>>>>

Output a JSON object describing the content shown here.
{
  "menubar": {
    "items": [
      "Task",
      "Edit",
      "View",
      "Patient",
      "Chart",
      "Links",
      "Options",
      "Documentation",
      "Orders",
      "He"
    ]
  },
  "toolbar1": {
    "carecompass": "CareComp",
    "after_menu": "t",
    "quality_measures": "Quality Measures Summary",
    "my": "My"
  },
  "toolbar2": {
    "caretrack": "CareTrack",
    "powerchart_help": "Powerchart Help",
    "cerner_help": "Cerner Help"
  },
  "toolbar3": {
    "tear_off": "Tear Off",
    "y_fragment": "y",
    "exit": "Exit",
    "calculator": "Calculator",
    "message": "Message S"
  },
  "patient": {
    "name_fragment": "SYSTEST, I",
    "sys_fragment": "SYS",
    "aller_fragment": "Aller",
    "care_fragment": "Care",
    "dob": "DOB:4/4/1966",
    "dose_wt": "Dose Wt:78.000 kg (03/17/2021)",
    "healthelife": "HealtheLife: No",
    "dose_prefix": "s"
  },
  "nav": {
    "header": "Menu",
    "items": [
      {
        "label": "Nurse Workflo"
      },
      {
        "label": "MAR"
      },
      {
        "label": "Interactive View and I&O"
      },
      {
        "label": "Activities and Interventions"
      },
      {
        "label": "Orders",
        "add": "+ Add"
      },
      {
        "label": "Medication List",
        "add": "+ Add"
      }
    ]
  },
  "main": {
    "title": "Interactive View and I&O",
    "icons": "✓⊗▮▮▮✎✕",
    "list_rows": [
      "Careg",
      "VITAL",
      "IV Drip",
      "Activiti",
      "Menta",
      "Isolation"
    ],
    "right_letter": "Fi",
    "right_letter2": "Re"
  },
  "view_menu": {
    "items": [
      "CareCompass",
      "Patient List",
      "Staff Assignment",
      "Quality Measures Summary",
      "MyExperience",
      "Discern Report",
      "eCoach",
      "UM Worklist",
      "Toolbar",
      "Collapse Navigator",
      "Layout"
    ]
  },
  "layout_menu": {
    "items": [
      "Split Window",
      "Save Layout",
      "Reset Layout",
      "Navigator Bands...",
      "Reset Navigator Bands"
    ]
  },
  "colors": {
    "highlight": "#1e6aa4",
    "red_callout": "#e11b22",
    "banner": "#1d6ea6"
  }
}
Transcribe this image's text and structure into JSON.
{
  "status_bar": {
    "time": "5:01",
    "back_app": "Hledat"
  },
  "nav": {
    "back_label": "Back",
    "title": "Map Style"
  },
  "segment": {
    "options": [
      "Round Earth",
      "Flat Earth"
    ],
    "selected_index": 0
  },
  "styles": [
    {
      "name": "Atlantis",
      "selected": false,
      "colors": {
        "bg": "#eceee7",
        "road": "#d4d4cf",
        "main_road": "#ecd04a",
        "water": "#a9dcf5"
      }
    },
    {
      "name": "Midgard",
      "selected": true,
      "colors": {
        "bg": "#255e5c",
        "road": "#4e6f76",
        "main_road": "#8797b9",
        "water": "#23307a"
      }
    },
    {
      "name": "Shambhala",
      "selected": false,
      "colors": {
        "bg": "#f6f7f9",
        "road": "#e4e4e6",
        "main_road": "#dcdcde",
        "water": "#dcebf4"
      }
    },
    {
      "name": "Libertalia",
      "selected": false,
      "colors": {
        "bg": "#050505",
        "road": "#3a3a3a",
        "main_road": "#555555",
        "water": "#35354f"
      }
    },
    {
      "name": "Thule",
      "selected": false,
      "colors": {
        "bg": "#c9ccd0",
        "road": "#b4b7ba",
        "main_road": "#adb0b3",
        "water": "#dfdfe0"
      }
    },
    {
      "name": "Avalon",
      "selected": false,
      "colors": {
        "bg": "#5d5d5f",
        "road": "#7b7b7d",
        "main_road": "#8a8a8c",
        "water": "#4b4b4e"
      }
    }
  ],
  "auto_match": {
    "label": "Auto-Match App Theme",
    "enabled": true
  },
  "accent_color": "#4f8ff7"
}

<<<<

[What is asked] Find the lines above that contain the word "Reset" and collect them.

[Completed task]
      "Reset Layout",
      "Reset Navigator Bands"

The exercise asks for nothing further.